(REQUEST):
Which lines include the word "mogą"? Copy each of them.

(MATERIAL FOR THIS TASK):
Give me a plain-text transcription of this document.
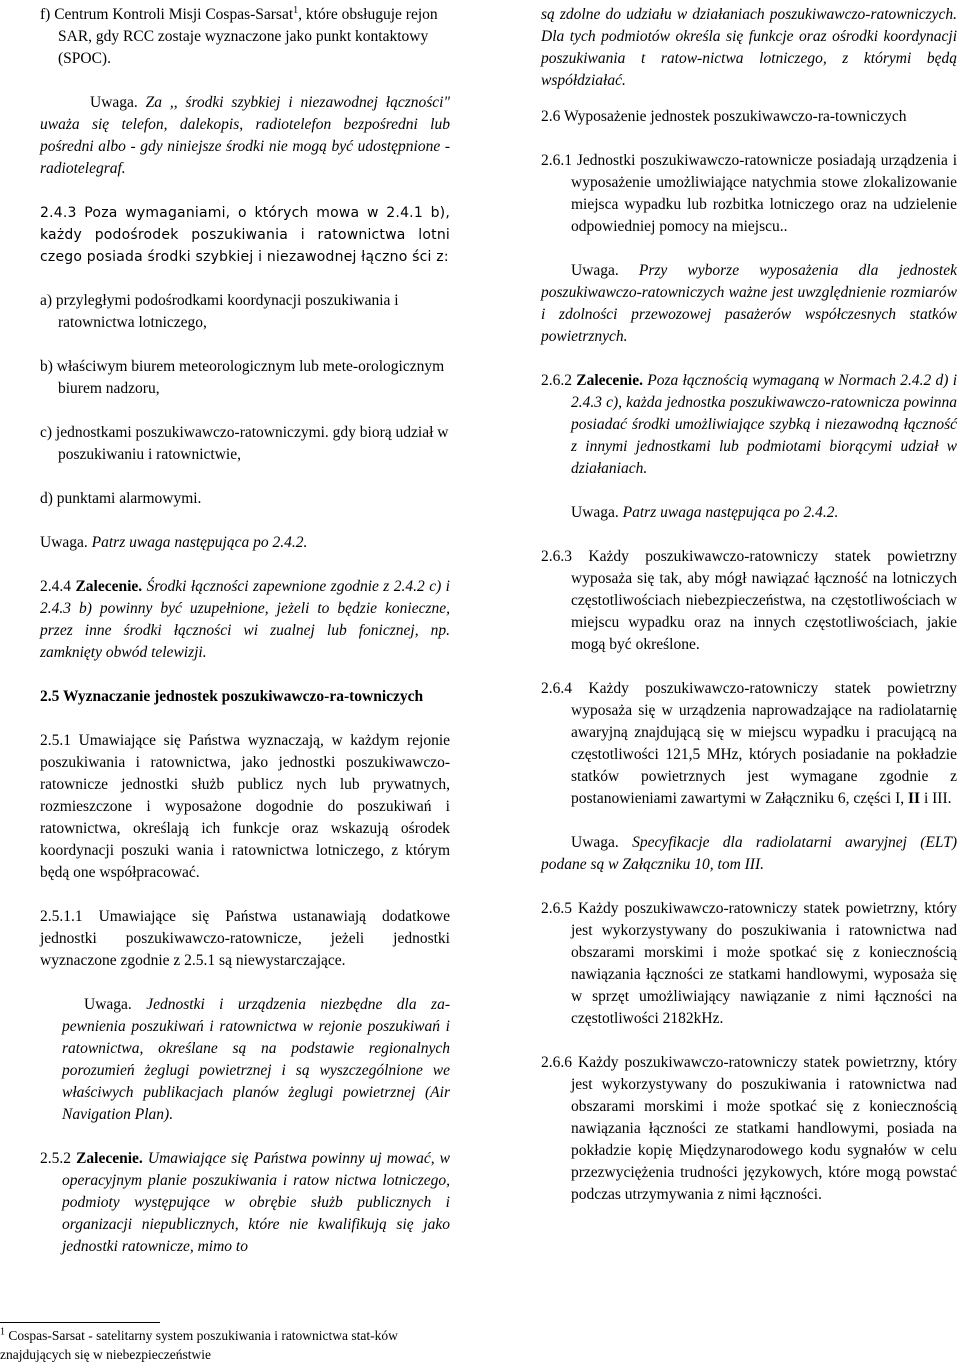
f) Centrum Kontroli Misji Cospas-Sarsat$^1$, które obsługuje rejon SAR, gdy RCC zostaje wyznaczone jako punkt kontaktowy (SPOC).

Uwaga. Za ,, środki szybkiej i niezawodnej łączności" uważa się telefon, dalekopis, radiotelefon bezpośredni lub pośredni albo - gdy niniejsze środki nie mogą być udostępnione - radiotelegraf.

2.4.3 Poza wymaganiami, o których mowa w 2.4.1 b), każdy podośrodek poszukiwania i ratownictwa lotni czego posiada środki szybkiej i niezawodnej łączno ści z:

a) przyległymi podośrodkami koordynacji poszukiwania i ratownictwa lotniczego,

b) właściwym biurem meteorologicznym lub mete-orologicznym biurem nadzoru,

c) jednostkami poszukiwawczo-ratowniczymi. gdy biorą udział w poszukiwaniu i ratownictwie,

d) punktami alarmowymi.

Uwaga. Patrz uwaga następująca po 2.4.2.

2.4.4 Zalecenie. Środki łączności zapewnione zgodnie z 2.4.2 c) i 2.4.3 b) powinny być uzupełnione, jeżeli to będzie konieczne, przez inne środki łączności wi zualnej lub fonicznej, np. zamknięty obwód telewizji.

2.5 Wyznaczanie jednostek poszukiwawczo-ra-towniczych

2.5.1 Umawiające się Państwa wyznaczają, w każdym rejonie poszukiwania i ratownictwa, jako jednostki poszukiwawczo-ratownicze jednostki służb publicz nych lub prywatnych, rozmieszczone i wyposażone dogodnie do poszukiwań i ratownictwa, określają ich funkcje oraz wskazują ośrodek koordynacji poszuki wania i ratownictwa lotniczego, z którym będą one współpracować.

2.5.1.1 Umawiające się Państwa ustanawiają dodatkowe jednostki poszukiwawczo-ratownicze, jeżeli jednostki wyznaczone zgodnie z 2.5.1 są niewystarczające.

Uwaga. Jednostki i urządzenia niezbędne dla za-pewnienia poszukiwań i ratownictwa w rejonie poszukiwań i ratownictwa, określane są na podstawie regionalnych porozumień żeglugi powietrznej i są wyszczególnione we właściwych publikacjach planów żeglugi powietrznej (Air Navigation Plan).

2.5.2 Zalecenie. Umawiające się Państwa powinny uj mować, w operacyjnym planie poszukiwania i ratow nictwa lotniczego, podmioty występujące w obrębie służb publicznych i organizacji niepublicznych, które nie kwalifikują się jako jednostki ratownicze, mimo to

$^1$ Cospas-Sarsat - satelitarny system poszukiwania i ratownictwa stat-ków znajdujących się w niebezpieczeństwie

są zdolne do udziału w działaniach poszukiwawczo-ratowniczych. Dla tych podmiotów określa się funkcje oraz ośrodki koordynacji poszukiwania t ratow-nictwa lotniczego, z którymi będą współdziałać.

2.6 Wyposażenie jednostek poszukiwawczo-ra-towniczych

2.6.1 Jednostki poszukiwawczo-ratownicze posiadają urządzenia i wyposażenie umożliwiające natychmia stowe zlokalizowanie miejsca wypadku lub rozbitka lotniczego oraz na udzielenie odpowiedniej pomocy na miejscu..

Uwaga. Przy wyborze wyposażenia dla jednostek poszukiwawczo-ratowniczych ważne jest uwzględnienie rozmiarów i zdolności przewozowej pasażerów współczesnych statków powietrznych.

2.6.2 Zalecenie. Poza łącznością wymaganą w Normach 2.4.2 d) i 2.4.3 c), każda jednostka poszukiwawczo-ratownicza powinna posiadać środki umożliwiające szybką i niezawodną łączność z innymi jednostkami lub podmiotami biorącymi udział w działaniach.

Uwaga. Patrz uwaga następująca po 2.4.2.

2.6.3 Każdy poszukiwawczo-ratowniczy statek powietrzny wyposaża się tak, aby mógł nawiązać łączność na lotniczych częstotliwościach niebezpieczeństwa, na częstotliwościach w miejscu wypadku oraz na innych częstotliwościach, jakie mogą być określone.

2.6.4 Każdy poszukiwawczo-ratowniczy statek powietrzny wyposaża się w urządzenia naprowadzające na radiolatarnię awaryjną znajdującą się w miejscu wypadku i pracującą na częstotliwości 121,5 MHz, których posiadanie na pokładzie statków powietrznych jest wymagane zgodnie z postanowieniami zawartymi w Załączniku 6, części I, II i III.

Uwaga. Specyfikacje dla radiolatarni awaryjnej (ELT) podane są w Załączniku 10, tom III.

2.6.5 Każdy poszukiwawczo-ratowniczy statek powietrzny, który jest wykorzystywany do poszukiwania i ratownictwa nad obszarami morskimi i może spotkać się z koniecznością nawiązania łączności ze statkami handlowymi, wyposaża się w sprzęt umożliwiający nawiązanie z nimi łączności na częstotliwości 2182kHz.

2.6.6 Każdy poszukiwawczo-ratowniczy statek powietrzny, który jest wykorzystywany do poszukiwania i ratownictwa nad obszarami morskimi i może spotkać się z koniecznością nawiązania łączności ze statkami handlowymi, posiada na pokładzie kopię Międzynarodowego kodu sygnałów w celu przezwyciężenia trudności językowych, które mogą powstać podczas utrzymywania z nimi łączności.
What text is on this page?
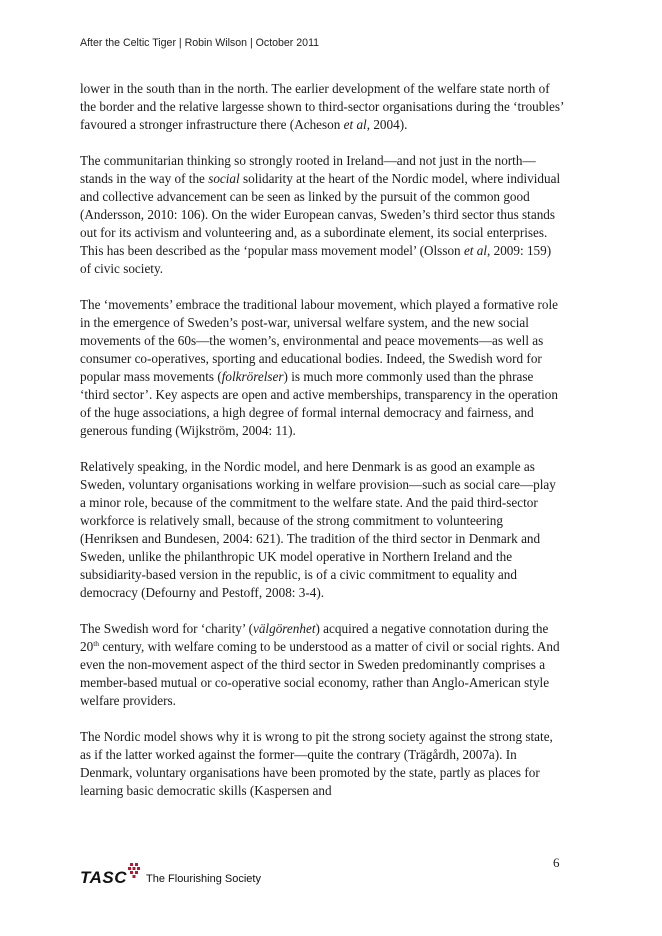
After the Celtic Tiger | Robin Wilson | October 2011

lower in the south than in the north. The earlier development of the welfare state north of the border and the relative largesse shown to third-sector organisations during the ‘troubles’ favoured a stronger infrastructure there (Acheson et al, 2004).

The communitarian thinking so strongly rooted in Ireland—and not just in the north—stands in the way of the social solidarity at the heart of the Nordic model, where individual and collective advancement can be seen as linked by the pursuit of the common good (Andersson, 2010: 106). On the wider European canvas, Sweden’s third sector thus stands out for its activism and volunteering and, as a subordinate element, its social enterprises. This has been described as the ‘popular mass movement model’ (Olsson et al, 2009: 159) of civic society.

The ‘movements’ embrace the traditional labour movement, which played a formative role in the emergence of Sweden’s post-war, universal welfare system, and the new social movements of the 60s—the women’s, environmental and peace movements—as well as consumer co-operatives, sporting and educational bodies. Indeed, the Swedish word for popular mass movements (folkrörelser) is much more commonly used than the phrase ‘third sector’. Key aspects are open and active memberships, transparency in the operation of the huge associations, a high degree of formal internal democracy and fairness, and generous funding (Wijkström, 2004: 11).

Relatively speaking, in the Nordic model, and here Denmark is as good an example as Sweden, voluntary organisations working in welfare provision—such as social care—play a minor role, because of the commitment to the welfare state. And the paid third-sector workforce is relatively small, because of the strong commitment to volunteering (Henriksen and Bundesen, 2004: 621). The tradition of the third sector in Denmark and Sweden, unlike the philanthropic UK model operative in Northern Ireland and the subsidiarity-based version in the republic, is of a civic commitment to equality and democracy (Defourny and Pestoff, 2008: 3-4).

The Swedish word for ‘charity’ (välgörenhet) acquired a negative connotation during the 20th century, with welfare coming to be understood as a matter of civil or social rights. And even the non-movement aspect of the third sector in Sweden predominantly comprises a member-based mutual or co-operative social economy, rather than Anglo-American style welfare providers.

The Nordic model shows why it is wrong to pit the strong society against the strong state, as if the latter worked against the former—quite the contrary (Trägårdh, 2007a). In Denmark, voluntary organisations have been promoted by the state, partly as places for learning basic democratic skills (Kaspersen and

6
TASC The Flourishing Society
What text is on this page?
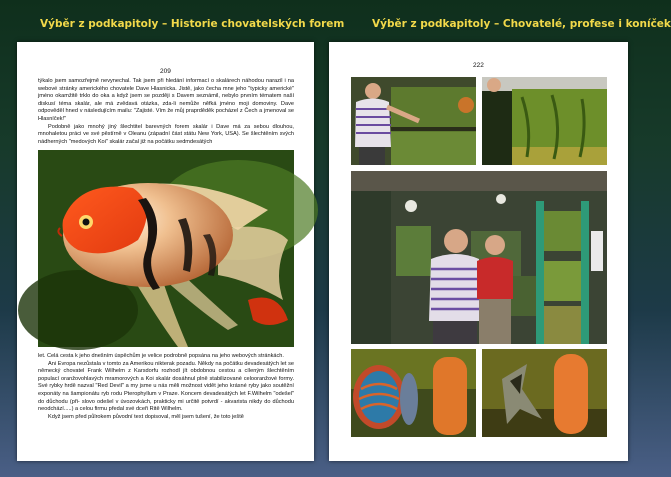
Výběr z podkapitoly – Historie chovatelských forem	Výběr z podkapitoly – Chovatelé, profese i koníček
209

týkalo jsem samozřejmě nevynechal. Tak jsem při hledání informací o skalárech náhodou narazil i na webové stránky amerického chovatele Dave Hlasnicka. Jistě, jako čecha mne jeho "typicky americké" jméno okamžitě trklo do oka a když jsem se později s Davem seznámil, nebylo prvním tématem naší diskusí téma skalár, ale má zvědavá otázka, zda-li nemůže něfká jméno moji domoviny. Dave odpověděl hned v následujícím mailu: "Zajisté. Vím že můj praprděděk pocházel z Čech a jmenoval se Hlasníček!"

Podobně jako mnohý jiný šlechtitel barevných forem skalár i Dave má za sebou dlouhou, mnohaletou práci ve své pěstírně v Oleanu (západní část státu New York, USA). Se šlechtěním svých nádherných "medových Koi" skalár začal již na počátku sedmdesátých

let. Celá cesta k jeho dnešním úspěchům je velice podrobně popsána na jeho webových stránkách.

Ani Evropa nezůstala v tomto za Amerikou nikterak pozadu. Někdy na počátku devadesátých let se německý chovatel Frank Wilhelm z Karsdorfu rozhodl jít obdobnou cestou a cíleným šlechtěním populací oranžovohlavých mramorových a Koi skalár dosáhnul plně stabilizované celooranžové formy. Své rybky hrdě nazval "Red Devil" a my jsme u nás měli možnost vidět jeho krásné ryby jako soutěžní exponáty na šampionátu ryb rodu Pterophyllum v Praze. Koncem devadesátých let F.Wilhelm "odešel" do důchodu (při- slovo odešel v úvozovkách, prakticky mi určitě potvrdí - akvarista nikdy do důchodu neodchází.....) a celou firmu předal své dceři Ritě Wilhelm.

Když jsem před půlrokem původní text dopisoval, měl jsem tušení, že toto ještě

222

(WRITTEN SOLUTION):
Uwaga. Za ,, środki szybkiej i niezawodnej łączności" uważa się telefon, dalekopis, radiotelefon bezpośredni lub pośredni albo - gdy niniejsze środki nie mogą być udostępnione - radiotelegraf.
2.6.3 Każdy poszukiwawczo-ratowniczy statek powietrzny wyposaża się tak, aby mógł nawiązać łączność na lotniczych częstotliwościach niebezpieczeństwa, na częstotliwościach w miejscu wypadku oraz na innych częstotliwościach, jakie mogą być określone.
2.6.6 Każdy poszukiwawczo-ratowniczy statek powietrzny, który jest wykorzystywany do poszukiwania i ratownictwa nad obszarami morskimi i może spotkać się z koniecznością nawiązania łączności ze statkami handlowymi, posiada na pokładzie kopię Międzynarodowego kodu sygnałów w celu przezwyciężenia trudności językowych, które mogą powstać podczas utrzymywania z nimi łączności.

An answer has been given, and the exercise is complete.